● Action item:
Every entry is to be set down a second time, precisely as written.

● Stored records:
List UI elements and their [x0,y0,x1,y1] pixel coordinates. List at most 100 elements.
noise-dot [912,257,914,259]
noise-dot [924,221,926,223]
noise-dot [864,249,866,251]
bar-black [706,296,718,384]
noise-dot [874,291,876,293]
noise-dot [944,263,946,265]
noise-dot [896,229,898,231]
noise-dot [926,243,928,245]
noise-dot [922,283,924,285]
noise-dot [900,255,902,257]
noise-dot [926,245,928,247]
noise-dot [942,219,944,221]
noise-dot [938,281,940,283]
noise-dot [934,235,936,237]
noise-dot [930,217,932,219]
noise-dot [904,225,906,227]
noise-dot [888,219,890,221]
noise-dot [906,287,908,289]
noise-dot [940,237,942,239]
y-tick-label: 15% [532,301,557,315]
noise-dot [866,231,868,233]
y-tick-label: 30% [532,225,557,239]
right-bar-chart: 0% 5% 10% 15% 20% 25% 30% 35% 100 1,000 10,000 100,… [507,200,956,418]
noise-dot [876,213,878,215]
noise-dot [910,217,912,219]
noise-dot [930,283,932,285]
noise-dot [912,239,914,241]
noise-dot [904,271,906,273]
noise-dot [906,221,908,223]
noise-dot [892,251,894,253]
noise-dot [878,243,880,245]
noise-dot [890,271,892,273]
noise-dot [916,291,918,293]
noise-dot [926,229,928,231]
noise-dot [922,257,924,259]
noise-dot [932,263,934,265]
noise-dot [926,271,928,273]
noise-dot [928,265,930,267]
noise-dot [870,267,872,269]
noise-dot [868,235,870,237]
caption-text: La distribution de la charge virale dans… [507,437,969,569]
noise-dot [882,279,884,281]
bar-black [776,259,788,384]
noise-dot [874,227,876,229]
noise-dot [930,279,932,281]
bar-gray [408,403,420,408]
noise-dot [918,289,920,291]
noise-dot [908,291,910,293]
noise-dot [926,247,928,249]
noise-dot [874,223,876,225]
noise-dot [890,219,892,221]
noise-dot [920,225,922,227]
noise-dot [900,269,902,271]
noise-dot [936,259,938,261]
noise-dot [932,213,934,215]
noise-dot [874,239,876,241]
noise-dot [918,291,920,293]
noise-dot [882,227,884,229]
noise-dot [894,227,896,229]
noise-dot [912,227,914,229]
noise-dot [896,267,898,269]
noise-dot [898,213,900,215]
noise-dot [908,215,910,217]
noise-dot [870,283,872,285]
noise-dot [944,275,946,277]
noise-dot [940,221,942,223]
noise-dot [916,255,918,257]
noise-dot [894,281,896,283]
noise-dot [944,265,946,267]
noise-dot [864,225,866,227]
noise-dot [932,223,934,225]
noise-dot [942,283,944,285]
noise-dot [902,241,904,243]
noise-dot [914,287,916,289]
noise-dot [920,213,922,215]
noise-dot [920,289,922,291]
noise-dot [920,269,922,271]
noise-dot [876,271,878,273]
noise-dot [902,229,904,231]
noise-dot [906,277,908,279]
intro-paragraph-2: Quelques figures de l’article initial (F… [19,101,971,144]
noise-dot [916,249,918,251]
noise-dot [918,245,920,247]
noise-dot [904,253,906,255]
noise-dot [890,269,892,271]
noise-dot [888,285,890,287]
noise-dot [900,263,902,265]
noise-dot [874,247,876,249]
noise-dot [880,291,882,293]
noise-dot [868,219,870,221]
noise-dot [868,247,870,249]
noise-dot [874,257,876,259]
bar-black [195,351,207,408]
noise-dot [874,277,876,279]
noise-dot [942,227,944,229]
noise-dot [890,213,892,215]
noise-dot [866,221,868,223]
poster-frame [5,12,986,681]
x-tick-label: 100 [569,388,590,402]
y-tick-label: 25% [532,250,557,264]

● Finished task:
List UI elements and their [x0,y0,x1,y1] pixel coordinates. List at most 100 elements.
noise-dot [912,257,914,259]
noise-dot [924,221,926,223]
noise-dot [864,249,866,251]
bar-black [706,296,718,384]
noise-dot [874,291,876,293]
noise-dot [944,263,946,265]
noise-dot [896,229,898,231]
noise-dot [926,243,928,245]
noise-dot [922,283,924,285]
noise-dot [900,255,902,257]
noise-dot [926,245,928,247]
noise-dot [942,219,944,221]
noise-dot [938,281,940,283]
noise-dot [934,235,936,237]
noise-dot [930,217,932,219]
noise-dot [904,225,906,227]
noise-dot [888,219,890,221]
noise-dot [906,287,908,289]
noise-dot [940,237,942,239]
y-tick-label: 15% [532,301,557,315]
noise-dot [866,231,868,233]
y-tick-label: 30% [532,225,557,239]
right-bar-chart: 0% 5% 10% 15% 20% 25% 30% 35% 100 1,000 10,000 100,… [507,200,956,418]
noise-dot [876,213,878,215]
noise-dot [910,217,912,219]
noise-dot [930,283,932,285]
noise-dot [912,239,914,241]
noise-dot [904,271,906,273]
noise-dot [906,221,908,223]
noise-dot [892,251,894,253]
noise-dot [878,243,880,245]
noise-dot [890,271,892,273]
noise-dot [916,291,918,293]
noise-dot [926,229,928,231]
noise-dot [922,257,924,259]
noise-dot [932,263,934,265]
noise-dot [926,271,928,273]
noise-dot [928,265,930,267]
noise-dot [870,267,872,269]
noise-dot [868,235,870,237]
caption-text: La distribution de la charge virale dans… [507,437,969,569]
noise-dot [882,279,884,281]
bar-black [776,259,788,384]
noise-dot [874,227,876,229]
noise-dot [930,279,932,281]
bar-gray [408,403,420,408]
noise-dot [918,289,920,291]
noise-dot [908,291,910,293]
noise-dot [926,247,928,249]
noise-dot [874,223,876,225]
noise-dot [890,219,892,221]
noise-dot [920,225,922,227]
noise-dot [900,269,902,271]
noise-dot [936,259,938,261]
noise-dot [932,213,934,215]
noise-dot [874,239,876,241]
noise-dot [918,291,920,293]
noise-dot [882,227,884,229]
noise-dot [894,227,896,229]
noise-dot [912,227,914,229]
noise-dot [896,267,898,269]
noise-dot [898,213,900,215]
noise-dot [908,215,910,217]
noise-dot [870,283,872,285]
noise-dot [944,275,946,277]
noise-dot [940,221,942,223]
noise-dot [916,255,918,257]
noise-dot [894,281,896,283]
noise-dot [944,265,946,267]
noise-dot [864,225,866,227]
noise-dot [932,223,934,225]
noise-dot [942,283,944,285]
noise-dot [902,241,904,243]
noise-dot [914,287,916,289]
noise-dot [920,213,922,215]
noise-dot [920,289,922,291]
noise-dot [920,269,922,271]
noise-dot [876,271,878,273]
noise-dot [902,229,904,231]
noise-dot [906,277,908,279]
intro-paragraph-2: Quelques figures de l’article initial (F… [19,101,971,144]
noise-dot [916,249,918,251]
noise-dot [918,245,920,247]
noise-dot [904,253,906,255]
noise-dot [890,269,892,271]
noise-dot [888,285,890,287]
noise-dot [900,263,902,265]
noise-dot [874,247,876,249]
noise-dot [880,291,882,293]
noise-dot [868,219,870,221]
noise-dot [868,247,870,249]
noise-dot [874,257,876,259]
bar-black [195,351,207,408]
noise-dot [874,277,876,279]
noise-dot [942,227,944,229]
noise-dot [890,213,892,215]
noise-dot [866,221,868,223]
poster-frame [5,12,986,681]
x-tick-label: 100 [569,388,590,402]
y-tick-label: 25% [532,250,557,264]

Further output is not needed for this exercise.